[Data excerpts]
============
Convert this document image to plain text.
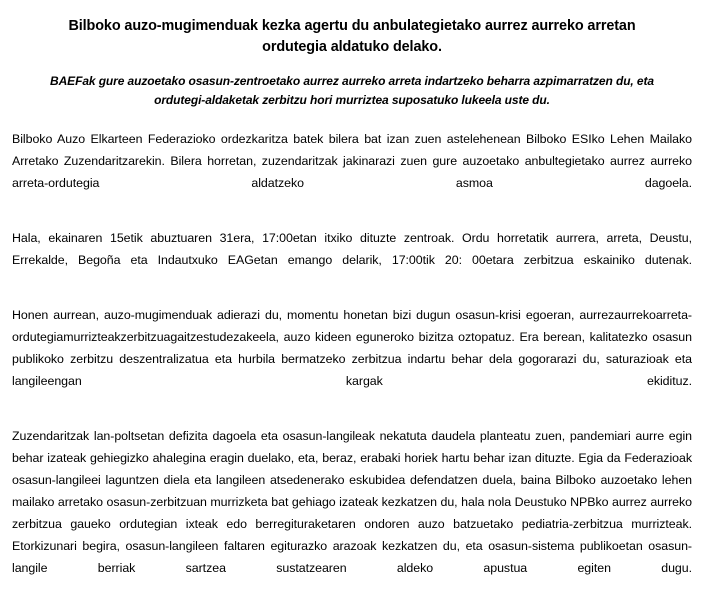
Bilboko auzo-mugimenduak kezka agertu du anbulategietako aurrez aurreko arretan ordutegia aldatuko delako.

BAEFak gure auzoetako osasun-zentroetako aurrez aurreko arreta indartzeko beharra azpimarratzen du, eta ordutegi-aldaketak zerbitzu hori murriztea suposatuko lukeela uste du.

Bilboko Auzo Elkarteen Federazioko ordezkaritza batek bilera bat izan zuen astelehenean Bilboko ESIko Lehen Mailako Arretako Zuzendaritzarekin. Bilera horretan, zuzendaritzak jakinarazi zuen gure auzoetako anbultegietako aurrez aurreko arreta-ordutegia aldatzeko asmoa dagoela.

Hala, ekainaren 15etik abuztuaren 31era, 17:00etan itxiko dituzte zentroak. Ordu horretatik aurrera, arreta, Deustu, Errekalde, Begoña eta Indautxuko EAGetan emango delarik, 17:00tik 20: 00etara zerbitzua eskainiko dutenak.

Honen aurrean, auzo-mugimenduak adierazi du, momentu honetan bizi dugun osasun-krisi egoeran, aurrezaurrekoarreta-ordutegiamurrizteakzerbitzuagaitzestudezakeela, auzo kideen eguneroko bizitza oztopatuz. Era berean, kalitatezko osasun publikoko zerbitzu deszentralizatua eta hurbila bermatzeko zerbitzua indartu behar dela gogorarazi du, saturazioak eta langileengan kargak ekidituz.

Zuzendaritzak lan-poltsetan defizita dagoela eta osasun-langileak nekatuta daudela planteatu zuen, pandemiari aurre egin behar izateak gehiegizko ahalegina eragin duelako, eta, beraz, erabaki horiek hartu behar izan dituzte. Egia da Federazioak osasun-langileei laguntzen diela eta langileen atsedenerako eskubidea defendatzen duela, baina Bilboko auzoetako lehen mailako arretako osasun-zerbitzuan murrizketa bat gehiago izateak kezkatzen du, hala nola Deustuko NPBko aurrez aurreko zerbitzua gaueko ordutegian ixteak edo berregituraketaren ondoren auzo batzuetako pediatria-zerbitzua murrizteak. Etorkizunari begira, osasun-langileen faltaren egiturazko arazoak kezkatzen du, eta osasun-sistema publikoetan osasun-langile berriak sartzea sustatzearen aldeko apustua egiten dugu.
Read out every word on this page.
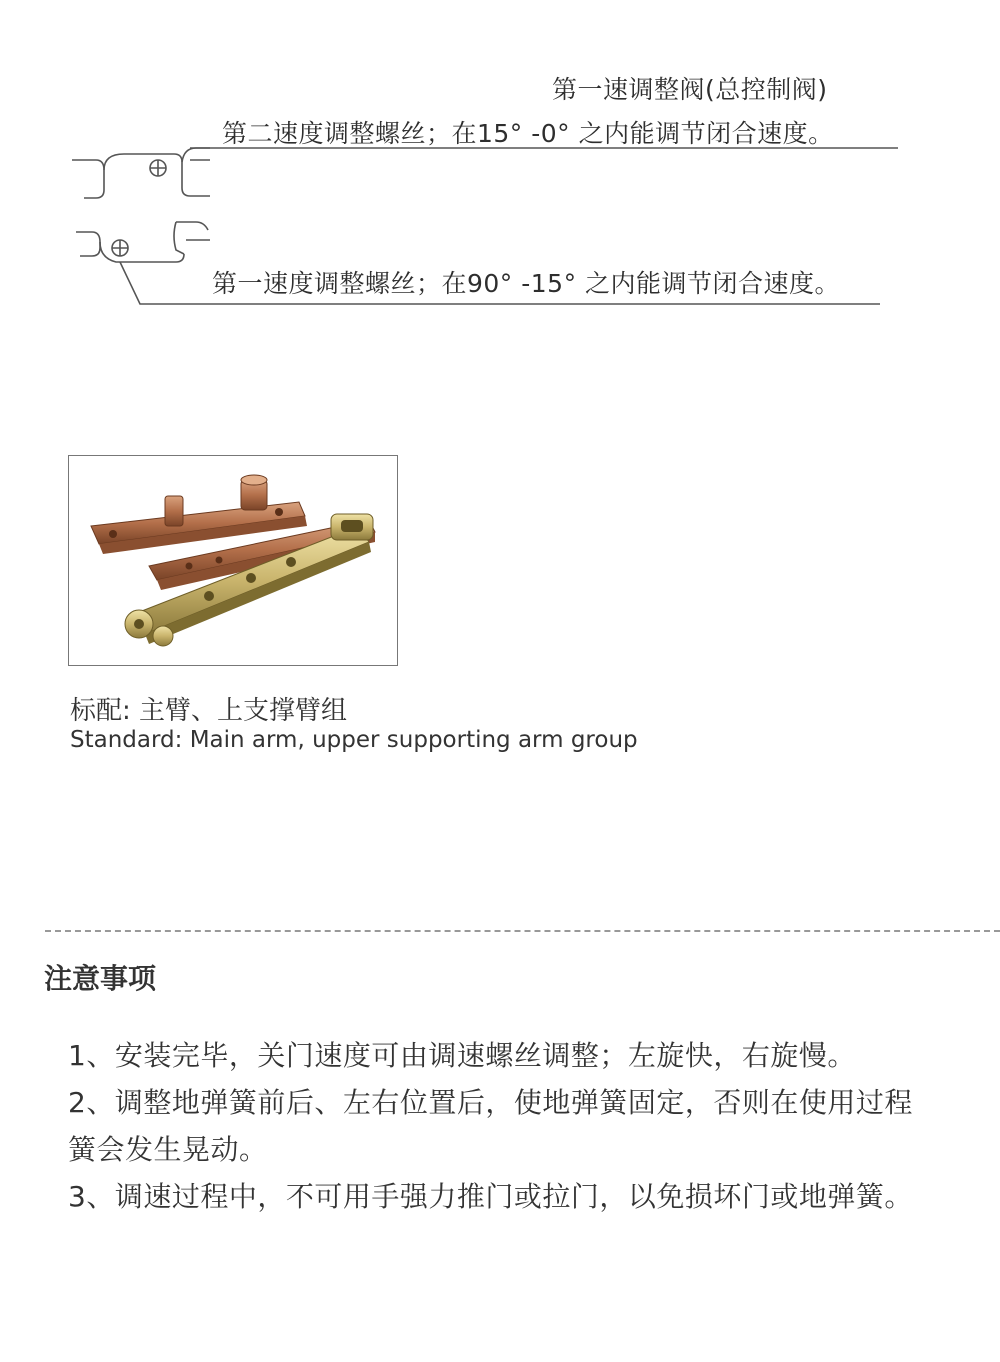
第一速调整阀(总控制阀)
第二速度调整螺丝；在15° -0° 之内能调节闭合速度。
第一速度调整螺丝；在90° -15° 之内能调节闭合速度。
标配: 主臂、上支撑臂组
Standard: Main arm, upper supporting arm group
注意事项
1、安装完毕，关门速度可由调速螺丝调整；左旋快，右旋慢。
2、调整地弹簧前后、左右位置后，使地弹簧固定，否则在使用过程
簧会发生晃动。
3、调速过程中，不可用手强力推门或拉门，以免损坏门或地弹簧。
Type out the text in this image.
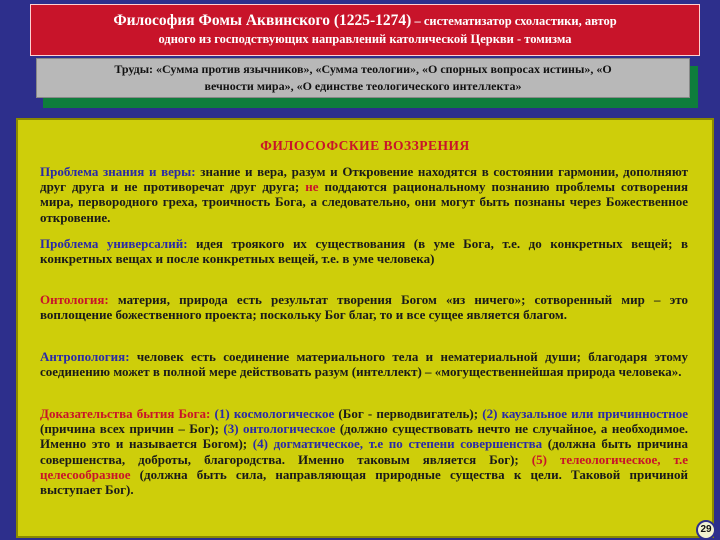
Философия Фомы Аквинского (1225-1274) – систематизатор схоластики, автор
одного из господствующих направлений католической Церкви - томизма
Труды: «Сумма против язычников», «Сумма теологии», «О спорных вопросах истины», «О
вечности мира», «О единстве теологического интеллекта»
ФИЛОСОФСКИЕ ВОЗЗРЕНИЯ
Проблема знания и веры: знание и вера, разум и Откровение находятся в состоянии гармонии, дополняют друг друга и не противоречат друг друга; не поддаются рациональному познанию проблемы сотворения мира, первородного греха, троичность Бога, а следовательно, они могут быть познаны через Божественное откровение.
Проблема универсалий: идея троякого их существования (в уме Бога, т.е. до конкретных вещей; в конкретных вещах и после конкретных вещей, т.е. в уме человека)
Онтология: материя, природа есть результат творения Богом «из ничего»; сотворенный мир – это воплощение божественного проекта; поскольку Бог благ, то и все сущее является благом.
Антропология: человек есть соединение материального тела и нематериальной души; благодаря этому соединению может в полной мере действовать разум (интеллект) – «могущественнейшая природа человека».
Доказательства бытия Бога: (1) космологическое (Бог - перводвигатель); (2) каузальное или причинностное (причина всех причин – Бог); (3) онтологическое (должно существовать нечто не случайное, а необходимое. Именно это и называется Богом); (4) догматическое, т.е по степени совершенства (должна быть причина совершенства, доброты, благородства. Именно таковым является Бог); (5) телеологическое, т.е целесообразное (должна быть сила, направляющая природные существа к цели. Таковой причиной выступает Бог).
29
============
▸ **Problem to solve**
Your task is to reproduce all of the material exactly. The pictures stay out.

▸ **Task solution**
Convert this document image to plain text.
Bilboko auzo-mugimenduak kezka agertu du anbulategietako aurrez aurreko arretan ordutegia aldatuko delako.

BAEFak gure auzoetako osasun-zentroetako aurrez aurreko arreta indartzeko beharra azpimarratzen du, eta ordutegi-aldaketak zerbitzu hori murriztea suposatuko lukeela uste du.

Bilboko Auzo Elkarteen Federazioko ordezkaritza batek bilera bat izan zuen astelehenean Bilboko ESIko Lehen Mailako Arretako Zuzendaritzarekin. Bilera horretan, zuzendaritzak jakinarazi zuen gure auzoetako anbultegietako aurrez aurreko arreta-ordutegia aldatzeko asmoa dagoela.

Hala, ekainaren 15etik abuztuaren 31era, 17:00etan itxiko dituzte zentroak. Ordu horretatik aurrera, arreta, Deustu, Errekalde, Begoña eta Indautxuko EAGetan emango delarik, 17:00tik 20: 00etara zerbitzua eskainiko dutenak.

Honen aurrean, auzo-mugimenduak adierazi du, momentu honetan bizi dugun osasun-krisi egoeran, aurrezaurrekoarreta-ordutegiamurrizteakzerbitzuagaitzestudezakeela, auzo kideen eguneroko bizitza oztopatuz. Era berean, kalitatezko osasun publikoko zerbitzu deszentralizatua eta hurbila bermatzeko zerbitzua indartu behar dela gogorarazi du, saturazioak eta langileengan kargak ekidituz.

Zuzendaritzak lan-poltsetan defizita dagoela eta osasun-langileak nekatuta daudela planteatu zuen, pandemiari aurre egin behar izateak gehiegizko ahalegina eragin duelako, eta, beraz, erabaki horiek hartu behar izan dituzte. Egia da Federazioak osasun-langileei laguntzen diela eta langileen atsedenerako eskubidea defendatzen duela, baina Bilboko auzoetako lehen mailako arretako osasun-zerbitzuan murrizketa bat gehiago izateak kezkatzen du, hala nola Deustuko NPBko aurrez aurreko zerbitzua gaueko ordutegian ixteak edo berregituraketaren ondoren auzo batzuetako pediatria-zerbitzua murrizteak. Etorkizunari begira, osasun-langileen faltaren egiturazko arazoak kezkatzen du, eta osasun-sistema publikoetan osasun-langile berriak sartzea sustatzearen aldeko apustua egiten dugu.
Read out every word on this page.
第一速调整阀(总控制阀)
第二速度调整螺丝；在15° -0° 之内能调节闭合速度。
第一速度调整螺丝；在90° -15° 之内能调节闭合速度。
标配: 主臂、上支撑臂组
Standard: Main arm, upper supporting arm group
注意事项
1、安装完毕，关门速度可由调速螺丝调整；左旋快，右旋慢。
2、调整地弹簧前后、左右位置后，使地弹簧固定，否则在使用过程
簧会发生晃动。
3、调速过程中，不可用手强力推门或拉门，以免损坏门或地弹簧。
Type out the text in this image.
Философия Фомы Аквинского (1225-1274) – систематизатор схоластики, автор
одного из господствующих направлений католической Церкви - томизма
Труды: «Сумма против язычников», «Сумма теологии», «О спорных вопросах истины», «О
вечности мира», «О единстве теологического интеллекта»
ФИЛОСОФСКИЕ ВОЗЗРЕНИЯ
Проблема знания и веры: знание и вера, разум и Откровение находятся в состоянии гармонии, дополняют друг друга и не противоречат друг друга; не поддаются рациональному познанию проблемы сотворения мира, первородного греха, троичность Бога, а следовательно, они могут быть познаны через Божественное откровение.
Проблема универсалий: идея троякого их существования (в уме Бога, т.е. до конкретных вещей; в конкретных вещах и после конкретных вещей, т.е. в уме человека)
Онтология: материя, природа есть результат творения Богом «из ничего»; сотворенный мир – это воплощение божественного проекта; поскольку Бог благ, то и все сущее является благом.
Антропология: человек есть соединение материального тела и нематериальной души; благодаря этому соединению может в полной мере действовать разум (интеллект) – «могущественнейшая природа человека».
Доказательства бытия Бога: (1) космологическое (Бог - перводвигатель); (2) каузальное или причинностное (причина всех причин – Бог); (3) онтологическое (должно существовать нечто не случайное, а необходимое. Именно это и называется Богом); (4) догматическое, т.е по степени совершенства (должна быть причина совершенства, доброты, благородства. Именно таковым является Бог); (5) телеологическое, т.е целесообразное (должна быть сила, направляющая природные существа к цели. Таковой причиной выступает Бог).
29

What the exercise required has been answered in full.